%%

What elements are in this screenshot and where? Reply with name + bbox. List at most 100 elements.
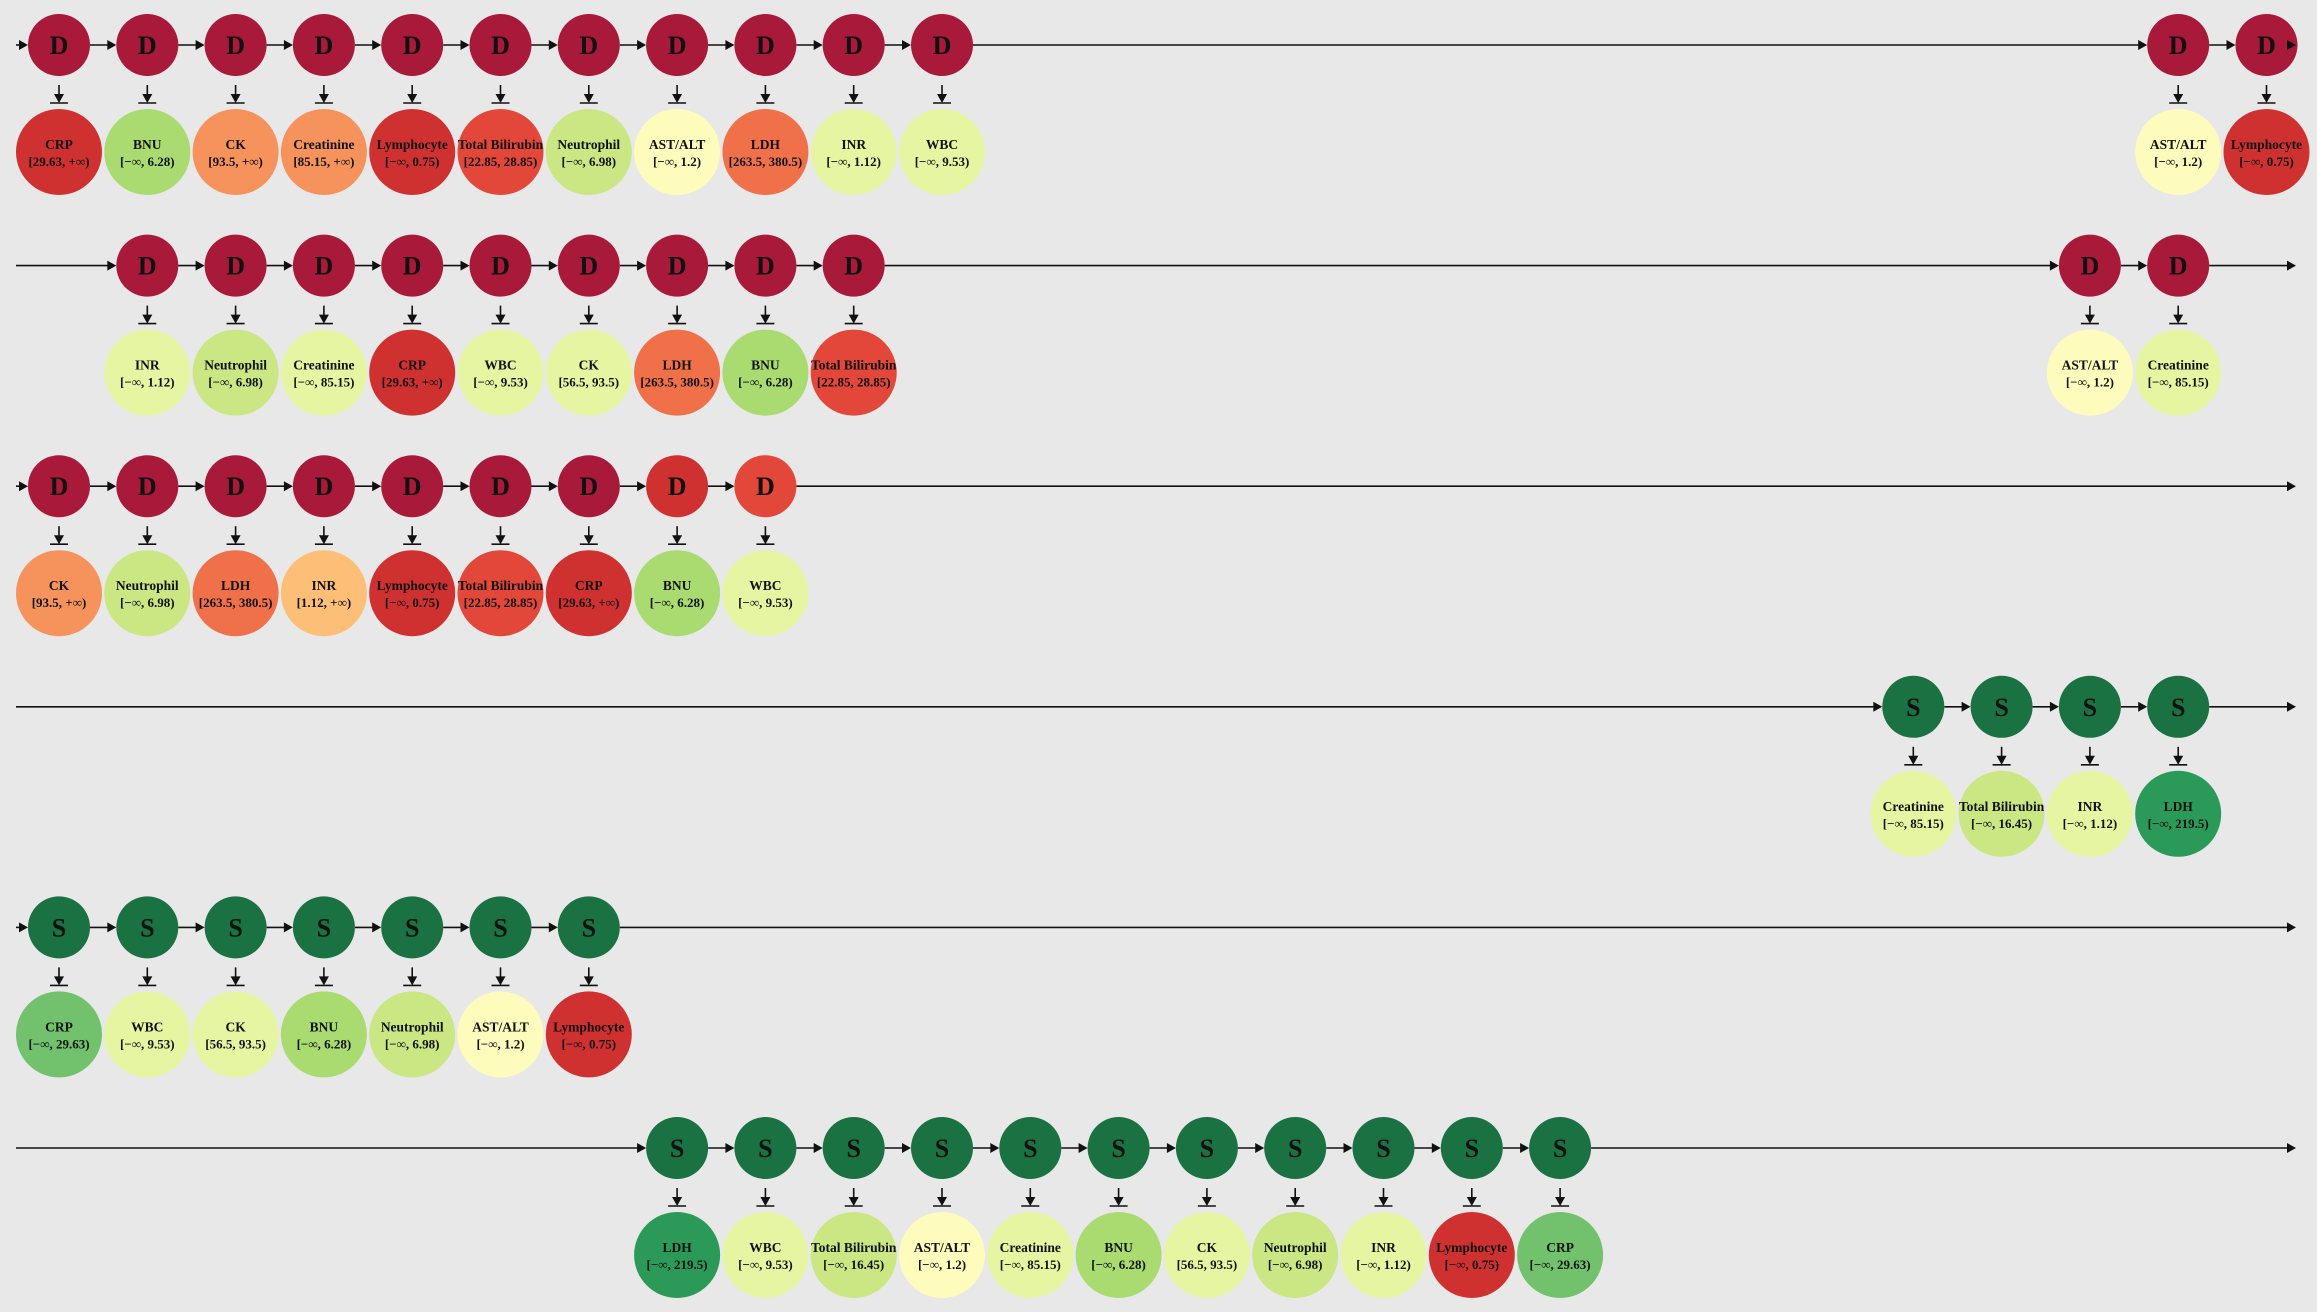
- timeline-arrow: [1873, 701, 1883, 712]
- marker-circle: [2135, 329, 2222, 416]
- state-label: S: [1553, 1134, 1567, 1163]
- connector-arrow: [672, 1197, 683, 1206]
- marker-circle: [634, 329, 721, 416]
- timeline-arrow: [2226, 40, 2236, 50]
- marker-name: Neutrophil: [1264, 1240, 1327, 1255]
- timeline-end-arrow: [2287, 922, 2296, 933]
- connector-arrow: [1290, 1197, 1301, 1206]
- marker-range: [−∞, 0.75): [2239, 154, 2294, 169]
- timeline-arrow: [19, 922, 28, 933]
- marker-range: [−∞, 29.63): [1530, 1257, 1591, 1272]
- marker-circle: [810, 109, 897, 195]
- timeline-end-arrow: [2287, 1143, 2296, 1153]
- marker-name: LDH: [662, 1240, 692, 1255]
- connector-arrow: [230, 314, 241, 324]
- marker-name: Creatinine: [2148, 358, 2209, 373]
- connector-arrow: [318, 535, 329, 545]
- marker-range: [−∞, 85.15): [293, 375, 354, 390]
- timeline-arrow: [195, 922, 205, 933]
- marker-name: AST/ALT: [2150, 137, 2207, 152]
- connector-arrow: [583, 94, 594, 103]
- timeline-arrow: [283, 922, 293, 933]
- marker-circle: [545, 550, 632, 637]
- state-label: S: [2083, 693, 2097, 722]
- state-label: D: [579, 252, 598, 281]
- marker-circle: [280, 329, 367, 416]
- state-node: [1529, 1117, 1592, 1179]
- marker-range: [−∞, 0.75): [385, 595, 440, 610]
- state-label: D: [315, 252, 334, 281]
- state-node: [28, 455, 90, 518]
- connector-arrow: [318, 94, 329, 103]
- state-node: [2235, 14, 2298, 76]
- marker-range: [29.63, +∞): [382, 375, 443, 390]
- marker-name: LDH: [221, 578, 251, 593]
- marker-name: Neutrophil: [116, 578, 179, 593]
- marker-circle: [722, 329, 809, 416]
- state-label: S: [1465, 1134, 1479, 1163]
- timeline-arrow: [902, 1143, 911, 1153]
- marker-range: [−∞, 6.98): [385, 1036, 440, 1051]
- connector-arrow: [2173, 94, 2184, 103]
- state-label: D: [138, 252, 157, 281]
- marker-circle: [810, 329, 897, 416]
- marker-circle: [1517, 1212, 1604, 1298]
- connector-arrow: [142, 535, 153, 545]
- marker-name: CK: [1197, 1240, 1218, 1255]
- connector-arrow: [848, 94, 859, 103]
- marker-name: Creatinine: [293, 137, 354, 152]
- marker-name: Neutrophil: [557, 137, 620, 152]
- marker-name: CRP: [398, 358, 426, 373]
- state-label: D: [138, 472, 157, 501]
- connector-arrow: [230, 535, 241, 545]
- marker-circle: [192, 550, 279, 637]
- timeline-arrow: [1078, 1143, 1088, 1153]
- state-label: S: [1111, 1134, 1125, 1163]
- marker-range: [−∞, 16.45): [823, 1257, 884, 1272]
- marker-range: [−∞, 29.63): [28, 1036, 89, 1051]
- marker-range: [263.5, 380.5): [729, 154, 803, 169]
- connector-arrow: [495, 314, 506, 324]
- timeline-end-arrow: [2287, 40, 2296, 50]
- marker-circle: [1870, 770, 1957, 857]
- marker-range: [−∞, 6.98): [562, 154, 617, 169]
- state-node: [116, 455, 179, 518]
- marker-name: CRP: [45, 1019, 73, 1034]
- connector-arrow: [2084, 755, 2095, 765]
- marker-name: Lymphocyte: [377, 578, 448, 593]
- marker-range: [−∞, 1.2): [918, 1257, 966, 1272]
- timeline-arrow: [2138, 40, 2148, 50]
- marker-range: [56.5, 93.5): [558, 375, 619, 390]
- connector-arrow: [54, 535, 64, 545]
- state-node: [292, 455, 355, 518]
- connector-arrow: [937, 1197, 947, 1206]
- marker-circle: [722, 109, 809, 195]
- marker-range: [−∞, 0.75): [1445, 1257, 1500, 1272]
- marker-name: CRP: [45, 137, 73, 152]
- connector-arrow: [583, 535, 594, 545]
- marker-range: [−∞, 6.28): [297, 1036, 352, 1051]
- timeline-arrow: [460, 922, 470, 933]
- timeline-arrow: [2049, 260, 2059, 271]
- timeline-arrow: [548, 40, 558, 50]
- state-label: D: [579, 472, 598, 501]
- timeline-arrow: [195, 40, 205, 50]
- state-label: S: [2171, 693, 2185, 722]
- connector-arrow: [1908, 755, 1919, 765]
- state-node: [646, 1117, 709, 1179]
- marker-name: Total Bilirubin: [811, 358, 897, 373]
- state-node: [646, 455, 709, 518]
- marker-circle: [280, 550, 367, 637]
- marker-range: [22.85, 28.85): [464, 595, 538, 610]
- state-label: S: [1376, 1134, 1390, 1163]
- state-node: [204, 896, 267, 959]
- marker-range: [263.5, 380.5): [199, 595, 273, 610]
- marker-name: WBC: [131, 1019, 163, 1034]
- state-node: [2147, 14, 2210, 76]
- marker-circle: [1163, 1212, 1250, 1298]
- state-node: [381, 14, 444, 76]
- state-label: D: [756, 31, 775, 60]
- state-label: S: [1994, 693, 2008, 722]
- marker-name: WBC: [749, 1240, 781, 1255]
- marker-name: AST/ALT: [649, 137, 706, 152]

%%

GIVEN REQUEST: In the records above, format the lines from the one containing "- timeline-arrow: [1873, 701, 1883, 712]" to the one containing "- timeline-end-arrow: [2287, 922, 2296, 933]", both included, as a Markdown table with the columns Row and Line, numbering each line and skipping any blank lines.

CORRECT ANSWER:
| Row | Line |
|---|---|
| 1 | - timeline-arrow: [1873, 701, 1883, 712] |
| 2 | - marker-circle: [2135, 329, 2222, 416] |
| 3 | - state-label: S: [1553, 1134, 1567, 1163] |
| 4 | - connector-arrow: [672, 1197, 683, 1206] |
| 5 | - marker-circle: [634, 329, 721, 416] |
| 6 | - timeline-arrow: [2226, 40, 2236, 50] |
| 7 | - marker-name: Neutrophil: [1264, 1240, 1327, 1255] |
| 8 | - timeline-end-arrow: [2287, 922, 2296, 933] |